L’attività di catalogazione del materiale numismatico di età romana appartenente alla Collezione dei Musei di Arte Antica nel 2018 ha interessato un gruppo di 77 monete datate tra il regno di Galba (68-69 d.C.) e quello di Tito (79-81 d.C.). Tale periodo, caratterizzato dal violento passaggio dalla dinastia Giulio-Claudia a quella Flavia, vide nel 69 d.C. il suo momento più tragico: nel cosiddetto “anno dei quattro imperatori”[1] lo scatenarsi di una vera e propria guerra civile causò la morte violenta di tre Principes (Galba, Otone, Vitellio) e la definitiva vittoria di Tito Flavio Vespasiano, fondatore di una dinastia che diede inizio ad una nuova fase nella storia del principato[2].

In continuità con la precedente campagna di catalogazione[3], ogni moneta è stata inventariata (invv. NU 4541- 4624) e ne sono stati registrati i dati tecnici e analitici[4] in apposite schede, basando la classificazione sul primo e secondo volume del Roman Imperial Coinage[5].

I risultati della classificazione sono sintetizzati nella tabella sottostante e nel successivo grafico, che verranno analizzati e illustrati nel testo.

Aspetti tecnici

Come si evince dalla Tabella 1, le emissioni più numerose sono quelle di Vespasiano che compare in 49 esemplari, di cui 3 coniati a nome del Cesare Tito. Proseguono la sequenza Galba (19 monete), Vitellio (6 monete), Otone (4 monete) e, infine, Tito al quale sono state attribuite due monete.

Il Grafico 1 sintetizza le percentuali relative ai nominali, mostrando una decisa maggioranza di denari (50 monete) subito seguiti dai sesterzi (19 monete). Meno rappresentata è la categoria degli assi (7 monete), dei dupondi (2 monete) e degli assi/dupondi (1 moneta).

Il calcolo del peso medio, eseguito per ogni categoria di nominale, ha poi fornito dati in linea con quanto descritto in letteratura, con un’oscillazione tra i 25 e i 27 gr per il sesterzio, tra gli 11 e i 12 gr per il dupondio e tra i 12 e 8 gr per l’asse[6]. La media ponderale per il denario, che varia da un minimo di 3,44 gr per la monetazione di Otone e Vitellio, ad un massimo di 3,52 gr e 3,57 gr rispettivamente per Galba e Vespasiano, testimonia l’adozione degli standard ponderali neroniani, introdotti con la riforma del 64 d.C[7]. La leggera flessione riscontrata nelle coniazioni di Otone e Vitellio, potrebbe invece essere dovuta alle alte quantità di denari necessari per far fronte alle paghe delle numerose legioni impegnate nel conflitto civile[8].

Per quanto attiene i centri di coniazione, è stato possibile individuarne quattro differenti: Roma che primeggia con 74 monete (pari al 96,10% del campione totale), Antiochia con un denario di Tito Cesare, Tarraco testimoniata da un denario di Vitellio e infine una zecca genericamente definita gallica a cui è stato attribuito un denario di Galba.

▶ **Dati forniti**:

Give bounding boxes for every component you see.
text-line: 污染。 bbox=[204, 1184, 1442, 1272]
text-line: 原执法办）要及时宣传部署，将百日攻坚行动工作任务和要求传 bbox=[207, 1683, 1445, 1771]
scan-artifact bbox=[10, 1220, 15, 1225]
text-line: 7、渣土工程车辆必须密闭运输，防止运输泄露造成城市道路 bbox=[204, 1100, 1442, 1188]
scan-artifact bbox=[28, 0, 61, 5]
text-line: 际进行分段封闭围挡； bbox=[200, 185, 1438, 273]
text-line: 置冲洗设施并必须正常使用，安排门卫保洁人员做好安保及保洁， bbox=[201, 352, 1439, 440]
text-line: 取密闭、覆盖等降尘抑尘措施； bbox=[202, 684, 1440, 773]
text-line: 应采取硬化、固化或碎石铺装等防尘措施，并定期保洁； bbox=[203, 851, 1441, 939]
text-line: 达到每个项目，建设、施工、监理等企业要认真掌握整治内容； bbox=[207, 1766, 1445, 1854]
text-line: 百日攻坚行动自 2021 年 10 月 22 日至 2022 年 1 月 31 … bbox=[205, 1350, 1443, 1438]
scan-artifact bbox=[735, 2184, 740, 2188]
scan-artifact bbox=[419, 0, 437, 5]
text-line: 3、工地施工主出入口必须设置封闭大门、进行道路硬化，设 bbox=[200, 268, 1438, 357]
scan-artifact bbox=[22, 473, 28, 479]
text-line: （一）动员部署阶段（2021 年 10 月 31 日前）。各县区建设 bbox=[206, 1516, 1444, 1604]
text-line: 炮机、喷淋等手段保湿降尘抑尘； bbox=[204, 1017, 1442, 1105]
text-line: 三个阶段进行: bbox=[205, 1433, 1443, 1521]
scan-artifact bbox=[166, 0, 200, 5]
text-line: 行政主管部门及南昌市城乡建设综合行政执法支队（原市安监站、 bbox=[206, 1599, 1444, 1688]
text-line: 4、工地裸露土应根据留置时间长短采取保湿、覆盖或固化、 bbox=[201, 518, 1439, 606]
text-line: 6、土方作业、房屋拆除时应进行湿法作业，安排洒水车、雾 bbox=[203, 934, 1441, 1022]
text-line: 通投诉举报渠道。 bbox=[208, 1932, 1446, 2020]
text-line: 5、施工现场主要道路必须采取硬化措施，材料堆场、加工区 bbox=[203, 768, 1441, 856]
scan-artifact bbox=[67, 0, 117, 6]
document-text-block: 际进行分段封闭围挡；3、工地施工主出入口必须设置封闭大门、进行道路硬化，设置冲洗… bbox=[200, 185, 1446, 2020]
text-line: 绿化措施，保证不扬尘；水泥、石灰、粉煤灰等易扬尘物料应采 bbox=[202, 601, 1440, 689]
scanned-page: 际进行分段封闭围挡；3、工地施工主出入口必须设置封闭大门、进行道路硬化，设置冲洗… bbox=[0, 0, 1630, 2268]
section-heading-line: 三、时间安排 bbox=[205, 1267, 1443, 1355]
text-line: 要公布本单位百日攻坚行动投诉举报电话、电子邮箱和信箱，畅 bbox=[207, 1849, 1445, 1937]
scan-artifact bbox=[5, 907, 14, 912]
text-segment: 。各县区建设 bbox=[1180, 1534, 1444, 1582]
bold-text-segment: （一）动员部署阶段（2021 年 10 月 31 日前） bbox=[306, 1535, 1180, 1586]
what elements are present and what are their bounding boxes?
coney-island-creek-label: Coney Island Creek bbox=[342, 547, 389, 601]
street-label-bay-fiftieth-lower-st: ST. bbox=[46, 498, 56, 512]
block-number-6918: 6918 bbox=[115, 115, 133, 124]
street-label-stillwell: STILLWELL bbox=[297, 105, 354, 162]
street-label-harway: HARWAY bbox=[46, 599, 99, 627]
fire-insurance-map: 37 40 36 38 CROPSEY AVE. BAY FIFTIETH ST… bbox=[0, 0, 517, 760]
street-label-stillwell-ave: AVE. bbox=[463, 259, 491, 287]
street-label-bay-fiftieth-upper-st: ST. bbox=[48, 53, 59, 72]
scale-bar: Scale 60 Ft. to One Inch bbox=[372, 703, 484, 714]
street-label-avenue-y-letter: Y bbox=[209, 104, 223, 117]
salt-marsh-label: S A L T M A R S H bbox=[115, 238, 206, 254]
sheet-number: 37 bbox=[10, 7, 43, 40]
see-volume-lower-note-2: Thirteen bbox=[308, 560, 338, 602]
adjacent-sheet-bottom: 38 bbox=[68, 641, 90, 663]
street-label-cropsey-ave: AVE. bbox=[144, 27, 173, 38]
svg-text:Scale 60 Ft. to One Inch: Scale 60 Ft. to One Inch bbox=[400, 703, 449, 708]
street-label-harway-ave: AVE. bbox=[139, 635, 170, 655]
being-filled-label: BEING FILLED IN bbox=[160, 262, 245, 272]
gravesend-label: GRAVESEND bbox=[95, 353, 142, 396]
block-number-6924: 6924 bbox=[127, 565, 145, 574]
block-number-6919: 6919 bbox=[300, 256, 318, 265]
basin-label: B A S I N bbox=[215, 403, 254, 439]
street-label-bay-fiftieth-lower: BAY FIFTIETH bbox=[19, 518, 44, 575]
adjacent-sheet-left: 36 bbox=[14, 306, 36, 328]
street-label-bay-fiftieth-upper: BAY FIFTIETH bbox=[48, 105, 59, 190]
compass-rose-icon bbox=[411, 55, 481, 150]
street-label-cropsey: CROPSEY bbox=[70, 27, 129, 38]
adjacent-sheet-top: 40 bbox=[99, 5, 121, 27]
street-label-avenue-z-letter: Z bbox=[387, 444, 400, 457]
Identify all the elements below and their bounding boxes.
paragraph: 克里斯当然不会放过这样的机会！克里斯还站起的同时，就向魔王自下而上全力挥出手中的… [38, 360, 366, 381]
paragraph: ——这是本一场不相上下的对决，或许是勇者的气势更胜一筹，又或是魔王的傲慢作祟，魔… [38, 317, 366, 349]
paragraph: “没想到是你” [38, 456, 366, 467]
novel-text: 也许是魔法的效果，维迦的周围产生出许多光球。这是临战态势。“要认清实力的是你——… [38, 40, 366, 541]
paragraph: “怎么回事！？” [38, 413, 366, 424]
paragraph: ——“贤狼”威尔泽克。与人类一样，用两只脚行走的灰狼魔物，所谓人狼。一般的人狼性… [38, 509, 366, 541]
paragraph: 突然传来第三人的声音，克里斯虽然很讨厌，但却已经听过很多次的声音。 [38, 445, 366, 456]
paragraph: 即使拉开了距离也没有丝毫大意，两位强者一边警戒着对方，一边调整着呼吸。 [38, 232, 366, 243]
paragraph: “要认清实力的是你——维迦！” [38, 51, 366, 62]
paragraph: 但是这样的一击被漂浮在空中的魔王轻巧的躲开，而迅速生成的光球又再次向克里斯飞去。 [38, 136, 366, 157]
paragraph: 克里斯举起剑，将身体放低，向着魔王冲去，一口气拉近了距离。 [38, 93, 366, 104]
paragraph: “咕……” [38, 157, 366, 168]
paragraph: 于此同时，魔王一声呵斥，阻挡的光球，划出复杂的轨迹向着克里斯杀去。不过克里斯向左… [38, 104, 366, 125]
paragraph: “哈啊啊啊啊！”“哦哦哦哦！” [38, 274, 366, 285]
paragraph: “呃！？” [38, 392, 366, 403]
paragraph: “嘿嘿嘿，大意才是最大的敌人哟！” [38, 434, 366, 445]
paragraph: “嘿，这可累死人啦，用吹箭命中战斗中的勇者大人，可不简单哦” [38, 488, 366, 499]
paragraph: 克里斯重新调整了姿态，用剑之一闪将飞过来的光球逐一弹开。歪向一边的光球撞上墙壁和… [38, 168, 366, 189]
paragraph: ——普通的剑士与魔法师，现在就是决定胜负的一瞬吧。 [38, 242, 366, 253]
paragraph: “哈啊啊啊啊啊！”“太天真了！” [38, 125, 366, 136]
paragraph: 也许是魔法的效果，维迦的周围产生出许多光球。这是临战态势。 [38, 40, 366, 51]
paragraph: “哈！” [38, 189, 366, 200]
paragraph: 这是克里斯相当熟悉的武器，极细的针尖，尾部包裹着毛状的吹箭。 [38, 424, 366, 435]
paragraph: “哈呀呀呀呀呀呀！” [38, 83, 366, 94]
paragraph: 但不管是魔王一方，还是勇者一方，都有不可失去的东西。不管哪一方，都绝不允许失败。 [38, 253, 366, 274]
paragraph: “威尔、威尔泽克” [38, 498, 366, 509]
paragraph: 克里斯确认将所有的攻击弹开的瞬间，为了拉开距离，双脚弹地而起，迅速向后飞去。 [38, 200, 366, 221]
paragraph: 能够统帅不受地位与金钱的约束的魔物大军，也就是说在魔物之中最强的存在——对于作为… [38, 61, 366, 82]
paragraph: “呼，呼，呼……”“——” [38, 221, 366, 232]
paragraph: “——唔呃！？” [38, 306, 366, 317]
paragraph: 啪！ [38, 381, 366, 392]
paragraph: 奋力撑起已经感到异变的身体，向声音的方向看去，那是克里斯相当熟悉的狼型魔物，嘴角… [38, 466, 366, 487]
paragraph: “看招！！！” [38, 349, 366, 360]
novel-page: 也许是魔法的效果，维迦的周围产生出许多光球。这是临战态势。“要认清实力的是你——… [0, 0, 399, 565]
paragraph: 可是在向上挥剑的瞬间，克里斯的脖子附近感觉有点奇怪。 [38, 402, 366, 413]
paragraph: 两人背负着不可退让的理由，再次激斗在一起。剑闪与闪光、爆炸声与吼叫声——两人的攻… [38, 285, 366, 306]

▶ **Compito scritto**:
Secondo il testo sulla catalogazione delle monete romane, a che cosa potrebbe essere dovuta la leggera flessione del peso medio dei denari coniati da Otone e Vitellio? Risponda in una o due frasi.

▶ **Esercizio svolto**:
La leggera flessione potrebbe essere dovuta alle alte quantità di denari necessari per far fronte alle paghe delle numerose legioni impegnate nel conflitto civile. La media ponderale di questi denari scende infatti a 3,44 gr, contro i 3,52 gr di Galba e i 3,57 gr di Vespasiano.